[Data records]

______

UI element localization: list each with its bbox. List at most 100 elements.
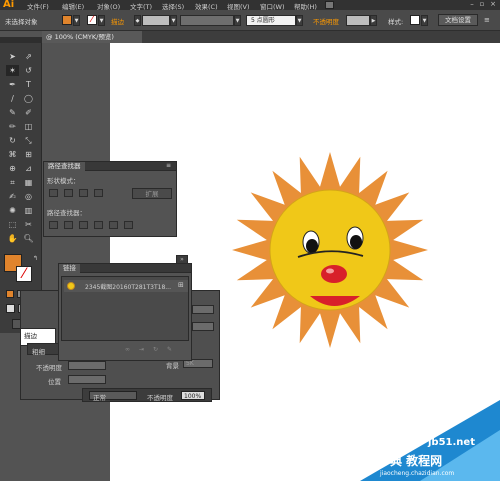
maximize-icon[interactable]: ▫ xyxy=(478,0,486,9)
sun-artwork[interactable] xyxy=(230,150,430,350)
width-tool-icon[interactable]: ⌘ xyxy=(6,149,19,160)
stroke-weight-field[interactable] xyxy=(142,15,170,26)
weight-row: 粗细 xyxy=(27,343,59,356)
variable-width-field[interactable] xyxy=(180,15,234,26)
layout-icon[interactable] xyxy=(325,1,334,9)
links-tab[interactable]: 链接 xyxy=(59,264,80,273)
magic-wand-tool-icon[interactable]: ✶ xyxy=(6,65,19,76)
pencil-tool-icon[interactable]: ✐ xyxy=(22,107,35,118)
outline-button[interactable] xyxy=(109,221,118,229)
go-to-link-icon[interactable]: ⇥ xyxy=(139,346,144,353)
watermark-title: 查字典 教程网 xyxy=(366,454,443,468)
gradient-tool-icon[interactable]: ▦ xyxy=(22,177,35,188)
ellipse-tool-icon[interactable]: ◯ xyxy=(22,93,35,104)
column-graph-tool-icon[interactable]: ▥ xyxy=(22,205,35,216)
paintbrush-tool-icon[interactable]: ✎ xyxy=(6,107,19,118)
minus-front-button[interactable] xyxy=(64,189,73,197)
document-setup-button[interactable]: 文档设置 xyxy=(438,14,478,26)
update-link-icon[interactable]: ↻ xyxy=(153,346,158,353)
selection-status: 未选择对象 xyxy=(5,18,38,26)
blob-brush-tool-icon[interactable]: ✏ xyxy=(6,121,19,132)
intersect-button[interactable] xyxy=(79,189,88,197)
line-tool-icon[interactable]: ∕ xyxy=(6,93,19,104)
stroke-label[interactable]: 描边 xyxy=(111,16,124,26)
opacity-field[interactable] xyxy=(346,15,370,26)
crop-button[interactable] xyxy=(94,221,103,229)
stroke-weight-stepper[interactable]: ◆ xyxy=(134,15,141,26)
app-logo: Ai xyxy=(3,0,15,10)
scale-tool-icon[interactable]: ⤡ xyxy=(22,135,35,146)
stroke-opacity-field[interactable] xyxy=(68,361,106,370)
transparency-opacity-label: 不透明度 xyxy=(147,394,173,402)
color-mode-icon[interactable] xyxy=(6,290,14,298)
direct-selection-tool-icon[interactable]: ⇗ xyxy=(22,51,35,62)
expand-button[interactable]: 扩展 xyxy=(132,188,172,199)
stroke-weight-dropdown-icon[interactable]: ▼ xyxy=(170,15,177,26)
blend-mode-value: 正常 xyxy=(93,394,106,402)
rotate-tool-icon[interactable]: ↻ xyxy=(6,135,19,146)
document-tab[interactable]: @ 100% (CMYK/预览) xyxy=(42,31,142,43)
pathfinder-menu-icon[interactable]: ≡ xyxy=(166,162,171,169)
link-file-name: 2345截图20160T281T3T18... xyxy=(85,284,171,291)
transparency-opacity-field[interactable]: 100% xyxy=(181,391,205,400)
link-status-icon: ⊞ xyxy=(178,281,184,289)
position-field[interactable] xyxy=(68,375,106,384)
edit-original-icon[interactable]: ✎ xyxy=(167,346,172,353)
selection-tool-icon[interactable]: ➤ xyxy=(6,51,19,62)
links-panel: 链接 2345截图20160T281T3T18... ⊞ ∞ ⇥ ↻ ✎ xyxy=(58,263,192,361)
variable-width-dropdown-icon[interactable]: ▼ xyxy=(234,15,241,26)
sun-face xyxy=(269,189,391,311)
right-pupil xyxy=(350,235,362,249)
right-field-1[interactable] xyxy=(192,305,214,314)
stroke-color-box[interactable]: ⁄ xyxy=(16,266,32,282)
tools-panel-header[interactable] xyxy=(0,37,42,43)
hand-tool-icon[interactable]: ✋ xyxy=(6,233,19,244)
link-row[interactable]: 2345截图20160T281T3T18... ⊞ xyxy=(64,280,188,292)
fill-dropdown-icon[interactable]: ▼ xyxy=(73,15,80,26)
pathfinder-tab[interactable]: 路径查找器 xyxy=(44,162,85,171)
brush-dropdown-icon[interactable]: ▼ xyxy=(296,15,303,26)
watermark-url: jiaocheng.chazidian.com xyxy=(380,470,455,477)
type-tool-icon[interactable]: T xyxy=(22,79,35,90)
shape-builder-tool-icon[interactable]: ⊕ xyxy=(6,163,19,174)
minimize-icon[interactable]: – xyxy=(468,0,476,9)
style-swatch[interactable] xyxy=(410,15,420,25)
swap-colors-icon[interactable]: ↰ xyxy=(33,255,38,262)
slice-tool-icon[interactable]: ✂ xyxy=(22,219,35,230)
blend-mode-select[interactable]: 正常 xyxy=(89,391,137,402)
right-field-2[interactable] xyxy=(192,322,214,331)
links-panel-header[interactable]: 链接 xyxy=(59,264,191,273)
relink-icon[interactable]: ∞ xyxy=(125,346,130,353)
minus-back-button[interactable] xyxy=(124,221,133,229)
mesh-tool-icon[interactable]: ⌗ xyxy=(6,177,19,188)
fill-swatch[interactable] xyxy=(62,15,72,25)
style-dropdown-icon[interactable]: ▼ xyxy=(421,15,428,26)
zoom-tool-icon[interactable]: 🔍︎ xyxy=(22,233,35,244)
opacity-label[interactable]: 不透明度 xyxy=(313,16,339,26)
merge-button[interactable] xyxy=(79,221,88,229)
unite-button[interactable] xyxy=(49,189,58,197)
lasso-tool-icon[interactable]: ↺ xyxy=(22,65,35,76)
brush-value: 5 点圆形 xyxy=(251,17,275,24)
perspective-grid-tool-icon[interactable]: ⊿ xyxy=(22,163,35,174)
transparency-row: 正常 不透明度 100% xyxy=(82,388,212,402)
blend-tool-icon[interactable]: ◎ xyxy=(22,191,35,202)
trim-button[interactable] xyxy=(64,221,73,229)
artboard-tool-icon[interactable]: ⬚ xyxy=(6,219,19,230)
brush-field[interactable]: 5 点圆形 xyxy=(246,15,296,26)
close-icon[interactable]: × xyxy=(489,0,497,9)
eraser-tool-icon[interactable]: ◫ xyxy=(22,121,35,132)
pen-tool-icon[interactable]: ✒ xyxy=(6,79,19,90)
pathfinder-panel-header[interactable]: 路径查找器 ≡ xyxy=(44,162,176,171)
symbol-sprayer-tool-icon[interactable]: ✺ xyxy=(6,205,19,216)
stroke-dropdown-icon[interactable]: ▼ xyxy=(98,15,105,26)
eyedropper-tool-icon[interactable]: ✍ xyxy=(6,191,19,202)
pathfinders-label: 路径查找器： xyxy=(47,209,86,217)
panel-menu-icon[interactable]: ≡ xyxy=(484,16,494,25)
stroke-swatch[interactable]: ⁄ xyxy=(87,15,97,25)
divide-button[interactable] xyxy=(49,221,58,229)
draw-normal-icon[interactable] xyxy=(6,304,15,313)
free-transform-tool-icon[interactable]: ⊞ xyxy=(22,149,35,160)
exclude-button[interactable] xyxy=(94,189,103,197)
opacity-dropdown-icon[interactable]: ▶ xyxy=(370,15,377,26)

______

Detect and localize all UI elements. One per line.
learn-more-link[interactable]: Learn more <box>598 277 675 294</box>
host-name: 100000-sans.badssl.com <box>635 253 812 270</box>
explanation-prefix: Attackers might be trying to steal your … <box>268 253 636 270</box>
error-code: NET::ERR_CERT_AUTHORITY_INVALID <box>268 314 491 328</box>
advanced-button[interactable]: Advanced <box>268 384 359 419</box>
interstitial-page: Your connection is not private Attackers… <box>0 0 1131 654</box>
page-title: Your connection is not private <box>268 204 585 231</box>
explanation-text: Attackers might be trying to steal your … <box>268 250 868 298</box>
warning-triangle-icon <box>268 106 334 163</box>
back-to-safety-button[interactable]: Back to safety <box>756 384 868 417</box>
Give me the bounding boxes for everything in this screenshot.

______

PROBLEM REQUIREMENTS
Output the lines between the line containing "UI element localization: list" and the line containing "document-setup-button[interactable]: 文档设置 xyxy=(438,14,478,26)", inclusive, reproducing them exactly and leaving out the pictures.

TASK RESULT
UI element localization: list each with its bbox. List at most 100 elements.
maximize-icon[interactable]: ▫ xyxy=(478,0,486,9)
sun-artwork[interactable] xyxy=(230,150,430,350)
width-tool-icon[interactable]: ⌘ xyxy=(6,149,19,160)
stroke-weight-field[interactable] xyxy=(142,15,170,26)
weight-row: 粗细 xyxy=(27,343,59,356)
variable-width-field[interactable] xyxy=(180,15,234,26)
layout-icon[interactable] xyxy=(325,1,334,9)
links-tab[interactable]: 链接 xyxy=(59,264,80,273)
magic-wand-tool-icon[interactable]: ✶ xyxy=(6,65,19,76)
pencil-tool-icon[interactable]: ✐ xyxy=(22,107,35,118)
outline-button[interactable] xyxy=(109,221,118,229)
go-to-link-icon[interactable]: ⇥ xyxy=(139,346,144,353)
watermark-title: 查字典 教程网 xyxy=(366,454,443,468)
gradient-tool-icon[interactable]: ▦ xyxy=(22,177,35,188)
ellipse-tool-icon[interactable]: ◯ xyxy=(22,93,35,104)
column-graph-tool-icon[interactable]: ▥ xyxy=(22,205,35,216)
paintbrush-tool-icon[interactable]: ✎ xyxy=(6,107,19,118)
minus-front-button[interactable] xyxy=(64,189,73,197)
document-setup-button[interactable]: 文档设置 xyxy=(438,14,478,26)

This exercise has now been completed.